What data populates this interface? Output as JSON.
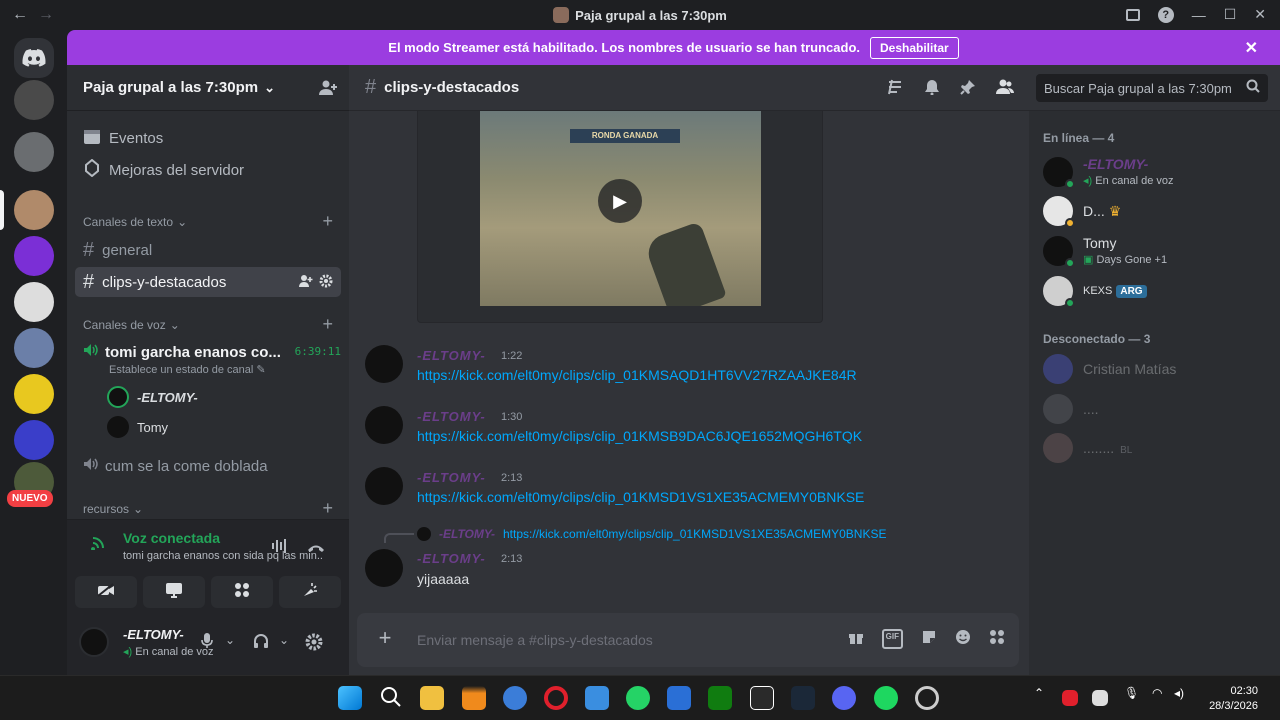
{
  "window": {
    "title": "Paja grupal a las 7:30pm",
    "back": "←",
    "forward": "→",
    "help": "?",
    "minimize": "—",
    "maximize": "☐",
    "close": "✕"
  },
  "banner": {
    "text": "El modo Streamer está habilitado. Los nombres de usuario se han truncado.",
    "button": "Deshabilitar",
    "close": "✕",
    "color": "#9b3de0"
  },
  "servers": {
    "new_badge": "NUEVO"
  },
  "sidebar": {
    "guild_name": "Paja grupal a las 7:30pm",
    "chevron": "⌄",
    "events": "Eventos",
    "boosts": "Mejoras del servidor",
    "text_category": "Canales de texto",
    "voice_category": "Canales de voz",
    "resources_category": "recursos",
    "channels": [
      {
        "name": "general"
      },
      {
        "name": "clips-y-destacados"
      }
    ],
    "voice_channel": {
      "name": "tomi garcha enanos co...",
      "timer": "6:39:11",
      "status": "Establece un estado de canal",
      "users": [
        "-ELTOMY-",
        "Tomy"
      ]
    },
    "voice_channel_2": "cum se la come doblada"
  },
  "voice_panel": {
    "title": "Voz conectada",
    "subtitle": "tomi garcha enanos con sida pq las min..."
  },
  "user_panel": {
    "name": "-ELTOMY-",
    "status": "En canal de voz"
  },
  "channel": {
    "name": "clips-y-destacados",
    "search_placeholder": "Buscar Paja grupal a las 7:30pm"
  },
  "embed": {
    "hud_text": "RONDA GANADA"
  },
  "messages": [
    {
      "author": "-ELTOMY-",
      "time": "1:22",
      "link": "https://kick.com/elt0my/clips/clip_01KMSAQD1HT6VV27RZAAJKE84R"
    },
    {
      "author": "-ELTOMY-",
      "time": "1:30",
      "link": "https://kick.com/elt0my/clips/clip_01KMSB9DAC6JQE1652MQGH6TQK"
    },
    {
      "author": "-ELTOMY-",
      "time": "2:13",
      "link": "https://kick.com/elt0my/clips/clip_01KMSD1VS1XE35ACMEMY0BNKSE"
    }
  ],
  "reply": {
    "author": "-ELTOMY-",
    "link": "https://kick.com/elt0my/clips/clip_01KMSD1VS1XE35ACMEMY0BNKSE"
  },
  "last_message": {
    "author": "-ELTOMY-",
    "time": "2:13",
    "text": "yijaaaaa"
  },
  "composer": {
    "placeholder": "Enviar mensaje a #clips-y-destacados",
    "gif": "GIF"
  },
  "members": {
    "online_header": "En línea — 4",
    "offline_header": "Desconectado — 3",
    "online": [
      {
        "name": "-ELTOMY-",
        "status": "En canal de voz"
      },
      {
        "name": "D...",
        "status": ""
      },
      {
        "name": "Tomy",
        "status": "Days Gone +1"
      },
      {
        "name": "KEXS",
        "tag": "ARG"
      }
    ],
    "offline": [
      {
        "name": "Cristian Matías"
      },
      {
        "name": "...."
      },
      {
        "name": "........",
        "tag": "BL"
      }
    ]
  },
  "taskbar": {
    "time": "02:30",
    "date": "28/3/2026"
  },
  "colors": {
    "link": "#00a8fc",
    "online": "#23a559",
    "accent": "#9b3de0"
  }
}
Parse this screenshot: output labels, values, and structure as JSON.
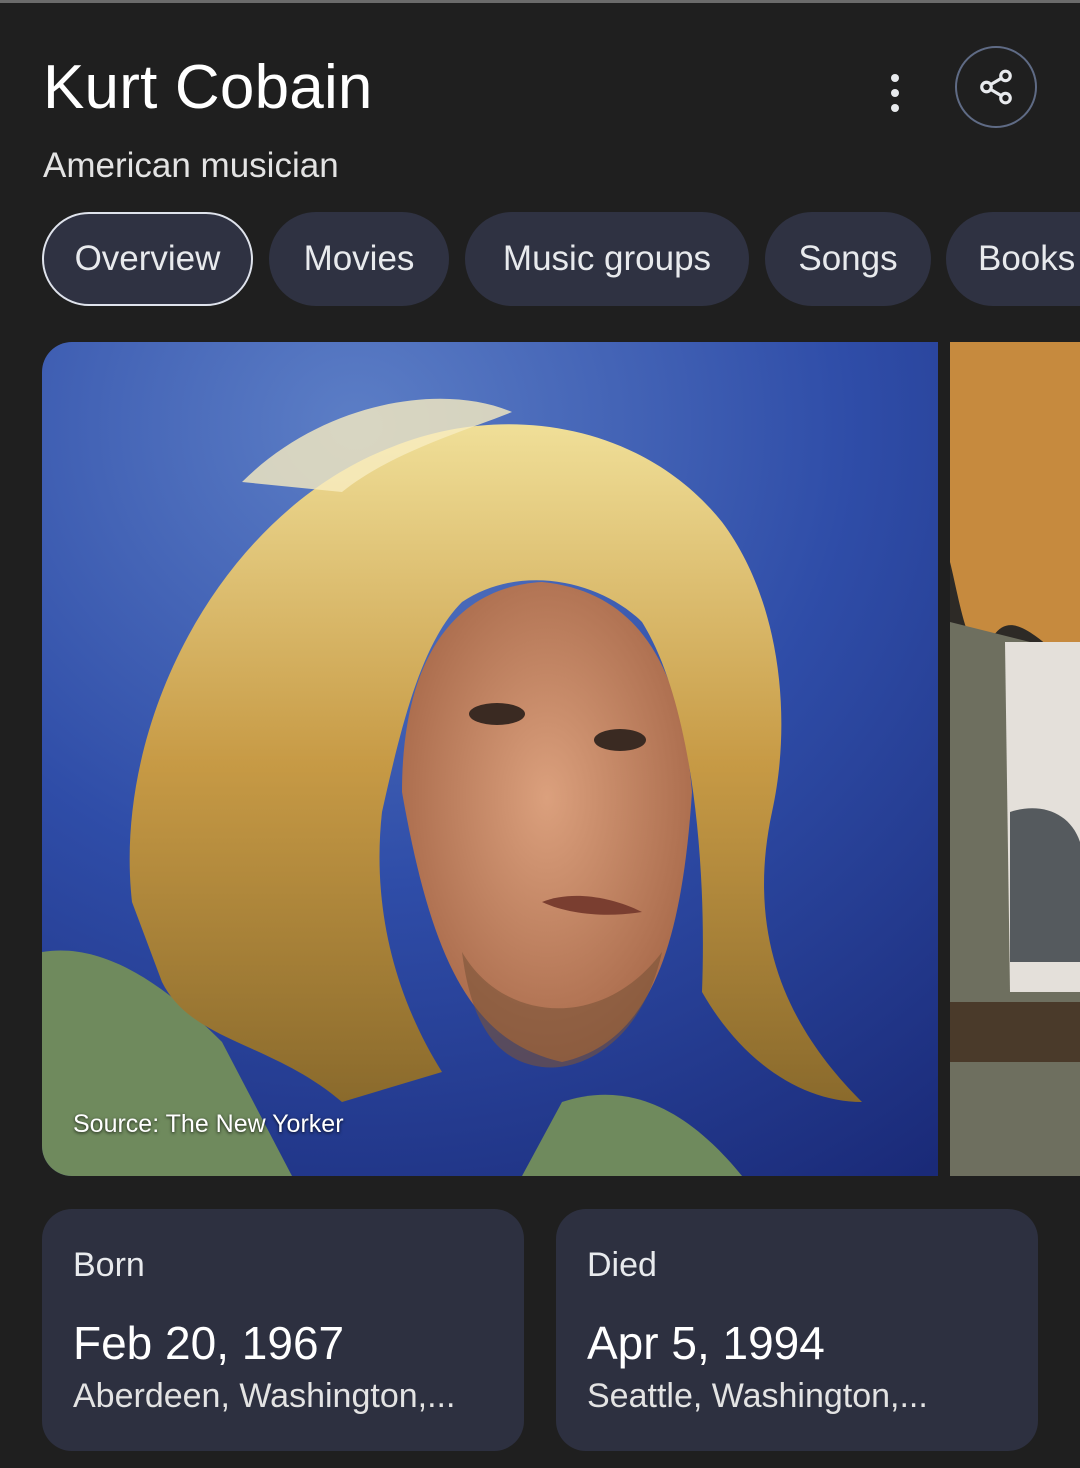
{
  "entity": {
    "name": "Kurt Cobain",
    "description": "American musician"
  },
  "header": {
    "more_icon": "more-vert-icon",
    "share_icon": "share-icon"
  },
  "tabs": [
    {
      "label": "Overview",
      "active": true
    },
    {
      "label": "Movies",
      "active": false
    },
    {
      "label": "Music groups",
      "active": false
    },
    {
      "label": "Songs",
      "active": false
    },
    {
      "label": "Books",
      "active": false
    }
  ],
  "images": {
    "primary_source": "Source: The New Yorker"
  },
  "facts": {
    "born": {
      "label": "Born",
      "date": "Feb 20, 1967",
      "place": "Aberdeen, Washington,..."
    },
    "died": {
      "label": "Died",
      "date": "Apr 5, 1994",
      "place": "Seattle, Washington,..."
    }
  },
  "colors": {
    "background": "#1f1f1f",
    "chip": "#2f3242",
    "card": "#2d3040",
    "active_border": "#dfe3ec"
  }
}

■ Problem statement: Skip the pictures and print each record exactly as it stands.

■ Exercise output:
What data populates this interface? Output as JSON.
{
  "window": {
    "title": "Paja grupal a las 7:30pm",
    "back": "←",
    "forward": "→",
    "help": "?",
    "minimize": "—",
    "maximize": "☐",
    "close": "✕"
  },
  "banner": {
    "text": "El modo Streamer está habilitado. Los nombres de usuario se han truncado.",
    "button": "Deshabilitar",
    "close": "✕",
    "color": "#9b3de0"
  },
  "servers": {
    "new_badge": "NUEVO"
  },
  "sidebar": {
    "guild_name": "Paja grupal a las 7:30pm",
    "chevron": "⌄",
    "events": "Eventos",
    "boosts": "Mejoras del servidor",
    "text_category": "Canales de texto",
    "voice_category": "Canales de voz",
    "resources_category": "recursos",
    "channels": [
      {
        "name": "general"
      },
      {
        "name": "clips-y-destacados"
      }
    ],
    "voice_channel": {
      "name": "tomi garcha enanos co...",
      "timer": "6:39:11",
      "status": "Establece un estado de canal",
      "users": [
        "-ELTOMY-",
        "Tomy"
      ]
    },
    "voice_channel_2": "cum se la come doblada"
  },
  "voice_panel": {
    "title": "Voz conectada",
    "subtitle": "tomi garcha enanos con sida pq las min..."
  },
  "user_panel": {
    "name": "-ELTOMY-",
    "status": "En canal de voz"
  },
  "channel": {
    "name": "clips-y-destacados",
    "search_placeholder": "Buscar Paja grupal a las 7:30pm"
  },
  "embed": {
    "hud_text": "RONDA GANADA"
  },
  "messages": [
    {
      "author": "-ELTOMY-",
      "time": "1:22",
      "link": "https://kick.com/elt0my/clips/clip_01KMSAQD1HT6VV27RZAAJKE84R"
    },
    {
      "author": "-ELTOMY-",
      "time": "1:30",
      "link": "https://kick.com/elt0my/clips/clip_01KMSB9DAC6JQE1652MQGH6TQK"
    },
    {
      "author": "-ELTOMY-",
      "time": "2:13",
      "link": "https://kick.com/elt0my/clips/clip_01KMSD1VS1XE35ACMEMY0BNKSE"
    }
  ],
  "reply": {
    "author": "-ELTOMY-",
    "link": "https://kick.com/elt0my/clips/clip_01KMSD1VS1XE35ACMEMY0BNKSE"
  },
  "last_message": {
    "author": "-ELTOMY-",
    "time": "2:13",
    "text": "yijaaaaa"
  },
  "composer": {
    "placeholder": "Enviar mensaje a #clips-y-destacados",
    "gif": "GIF"
  },
  "members": {
    "online_header": "En línea — 4",
    "offline_header": "Desconectado — 3",
    "online": [
      {
        "name": "-ELTOMY-",
        "status": "En canal de voz"
      },
      {
        "name": "D...",
        "status": ""
      },
      {
        "name": "Tomy",
        "status": "Days Gone +1"
      },
      {
        "name": "KEXS",
        "tag": "ARG"
      }
    ],
    "offline": [
      {
        "name": "Cristian Matías"
      },
      {
        "name": "...."
      },
      {
        "name": "........",
        "tag": "BL"
      }
    ]
  },
  "taskbar": {
    "time": "02:30",
    "date": "28/3/2026"
  },
  "colors": {
    "link": "#00a8fc",
    "online": "#23a559",
    "accent": "#9b3de0"
  }
}
Parse this screenshot: output labels, values, and structure as JSON.
{
  "entity": {
    "name": "Kurt Cobain",
    "description": "American musician"
  },
  "header": {
    "more_icon": "more-vert-icon",
    "share_icon": "share-icon"
  },
  "tabs": [
    {
      "label": "Overview",
      "active": true
    },
    {
      "label": "Movies",
      "active": false
    },
    {
      "label": "Music groups",
      "active": false
    },
    {
      "label": "Songs",
      "active": false
    },
    {
      "label": "Books",
      "active": false
    }
  ],
  "images": {
    "primary_source": "Source: The New Yorker"
  },
  "facts": {
    "born": {
      "label": "Born",
      "date": "Feb 20, 1967",
      "place": "Aberdeen, Washington,..."
    },
    "died": {
      "label": "Died",
      "date": "Apr 5, 1994",
      "place": "Seattle, Washington,..."
    }
  },
  "colors": {
    "background": "#1f1f1f",
    "chip": "#2f3242",
    "card": "#2d3040",
    "active_border": "#dfe3ec"
  }
}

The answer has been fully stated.